Records that describe figures
···
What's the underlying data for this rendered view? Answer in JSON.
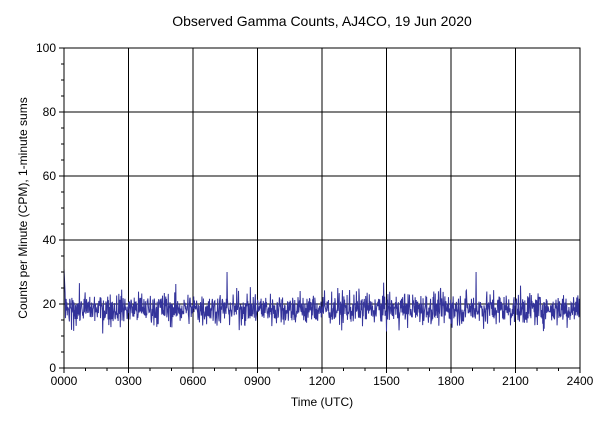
{
  "chart_data": {
    "type": "line",
    "title": "Observed Gamma Counts, AJ4CO, 19 Jun 2020",
    "xlabel": "Time (UTC)",
    "ylabel": "Counts per Minute (CPM), 1-minute sums",
    "xlim": [
      0,
      1440
    ],
    "ylim": [
      0,
      100
    ],
    "x_ticks": [
      {
        "value": 0,
        "label": "0000"
      },
      {
        "value": 180,
        "label": "0300"
      },
      {
        "value": 360,
        "label": "0600"
      },
      {
        "value": 540,
        "label": "0900"
      },
      {
        "value": 720,
        "label": "1200"
      },
      {
        "value": 900,
        "label": "1500"
      },
      {
        "value": 1080,
        "label": "1800"
      },
      {
        "value": 1260,
        "label": "2100"
      },
      {
        "value": 1440,
        "label": "2400"
      }
    ],
    "y_ticks": [
      {
        "value": 0,
        "label": "0"
      },
      {
        "value": 20,
        "label": "20"
      },
      {
        "value": 40,
        "label": "40"
      },
      {
        "value": 60,
        "label": "60"
      },
      {
        "value": 80,
        "label": "80"
      },
      {
        "value": 100,
        "label": "100"
      }
    ],
    "grid": true,
    "series": [
      {
        "color": "#33339a",
        "sampling": "1-minute sums, 0000-2400 UTC",
        "mean": 18.5,
        "typical_range": [
          10,
          26
        ],
        "max": 31,
        "min": 6
      }
    ]
  },
  "colors": {
    "series_line": "#33339a",
    "grid": "#000000",
    "axis": "#000000",
    "background": "#ffffff"
  }
}
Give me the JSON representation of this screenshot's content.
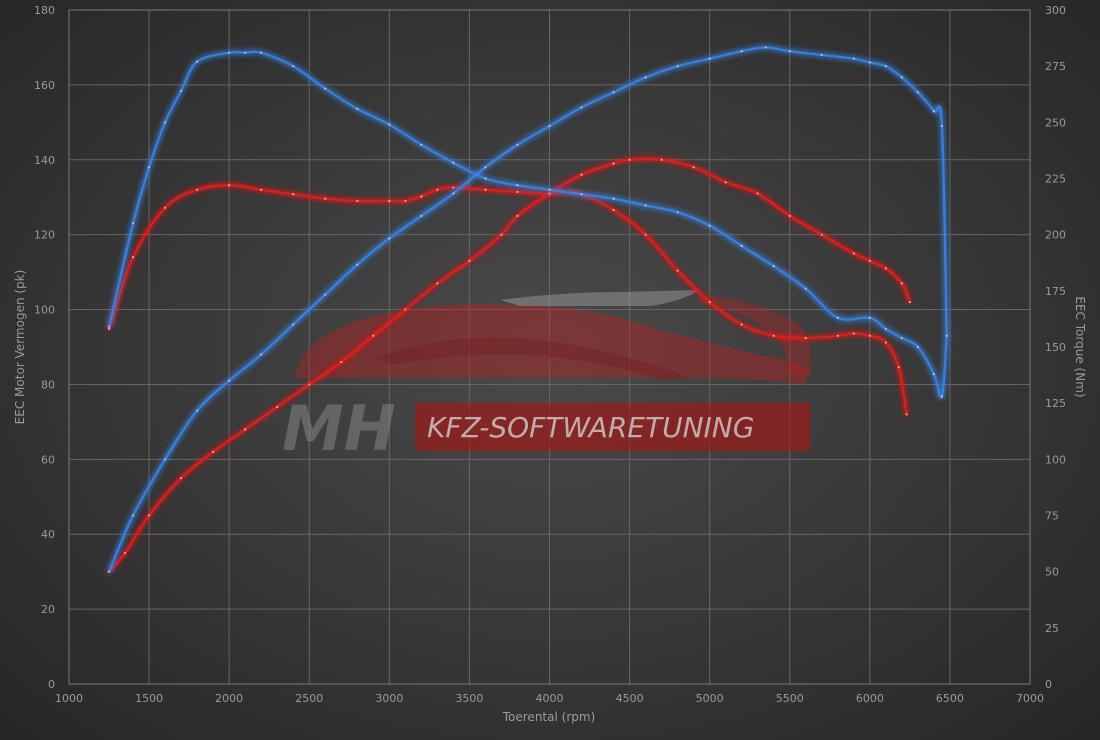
{
  "chart_data": {
    "type": "line",
    "xlabel": "Toerental (rpm)",
    "ylabel_left": "EEC Motor Vermogen (pk)",
    "ylabel_right": "EEC Torque (Nm)",
    "xlim": [
      1000,
      7000
    ],
    "ylim_left": [
      0,
      180
    ],
    "ylim_right": [
      0,
      300
    ],
    "x_ticks": [
      "1000",
      "1500",
      "2000",
      "2500",
      "3000",
      "3500",
      "4000",
      "4500",
      "5000",
      "5500",
      "6000",
      "6500",
      "7000"
    ],
    "y_left_ticks": [
      "0",
      "20",
      "40",
      "60",
      "80",
      "100",
      "120",
      "140",
      "160",
      "180"
    ],
    "y_right_ticks": [
      "0",
      "25",
      "50",
      "75",
      "100",
      "125",
      "150",
      "175",
      "200",
      "225",
      "250",
      "275",
      "300"
    ],
    "grid": true,
    "watermark": {
      "initials": "MH",
      "text": "KFZ-SOFTWARETUNING"
    },
    "series": [
      {
        "axis": "right",
        "color": "#e0201f",
        "x": [
          1250,
          1400,
          1600,
          1800,
          2000,
          2200,
          2400,
          2600,
          2800,
          3000,
          3100,
          3200,
          3300,
          3400,
          3600,
          3800,
          4000,
          4100,
          4200,
          4400,
          4600,
          4800,
          5000,
          5200,
          5400,
          5600,
          5800,
          5900,
          6000,
          6100,
          6180,
          6230
        ],
        "y": [
          158,
          190,
          212,
          220,
          222,
          220,
          218,
          216,
          215,
          215,
          215,
          217,
          220,
          221,
          220,
          219,
          218,
          219,
          218,
          211,
          200,
          184,
          170,
          160,
          155,
          154,
          155,
          156,
          155,
          152,
          141,
          120
        ]
      },
      {
        "axis": "left",
        "color": "#e0201f",
        "x": [
          1250,
          1350,
          1500,
          1700,
          1900,
          2100,
          2300,
          2500,
          2700,
          2900,
          3100,
          3300,
          3500,
          3700,
          3800,
          4000,
          4200,
          4400,
          4500,
          4700,
          4900,
          5100,
          5300,
          5500,
          5700,
          5900,
          6000,
          6100,
          6200,
          6250
        ],
        "y": [
          30,
          35,
          45,
          55,
          62,
          68,
          74,
          80,
          86,
          93,
          100,
          107,
          113,
          120,
          125,
          131,
          136,
          139,
          140,
          140,
          138,
          134,
          131,
          125,
          120,
          115,
          113,
          111,
          107,
          102
        ]
      },
      {
        "axis": "right",
        "color": "#3a82e0",
        "x": [
          1250,
          1400,
          1500,
          1600,
          1700,
          1800,
          2000,
          2100,
          2200,
          2400,
          2600,
          2800,
          3000,
          3200,
          3400,
          3600,
          3800,
          4000,
          4200,
          4400,
          4600,
          4800,
          5000,
          5200,
          5400,
          5600,
          5800,
          6000,
          6100,
          6200,
          6300,
          6400,
          6450,
          6480
        ],
        "y": [
          159,
          205,
          230,
          250,
          264,
          277,
          281,
          281,
          281,
          275,
          265,
          256,
          249,
          240,
          232,
          225,
          222,
          220,
          218,
          216,
          213,
          210,
          204,
          195,
          186,
          176,
          163,
          163,
          158,
          154,
          150,
          138,
          128,
          155
        ]
      },
      {
        "axis": "left",
        "color": "#3a82e0",
        "x": [
          1250,
          1400,
          1600,
          1800,
          2000,
          2200,
          2400,
          2600,
          2800,
          3000,
          3200,
          3400,
          3600,
          3800,
          4000,
          4200,
          4400,
          4600,
          4800,
          5000,
          5200,
          5350,
          5500,
          5700,
          5900,
          6000,
          6100,
          6200,
          6300,
          6400,
          6450,
          6480
        ],
        "y": [
          30,
          45,
          60,
          73,
          81,
          88,
          96,
          104,
          112,
          119,
          125,
          131,
          138,
          144,
          149,
          154,
          158,
          162,
          165,
          167,
          169,
          170,
          169,
          168,
          167,
          166,
          165,
          162,
          158,
          153,
          149,
          93
        ]
      }
    ]
  }
}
···
Copy each line from the records above that includes the string "JSON".

▸ **Exercise output**
What's the underlying data for this rendered view? Answer in JSON.
Give me the JSON representation of this screenshot's content.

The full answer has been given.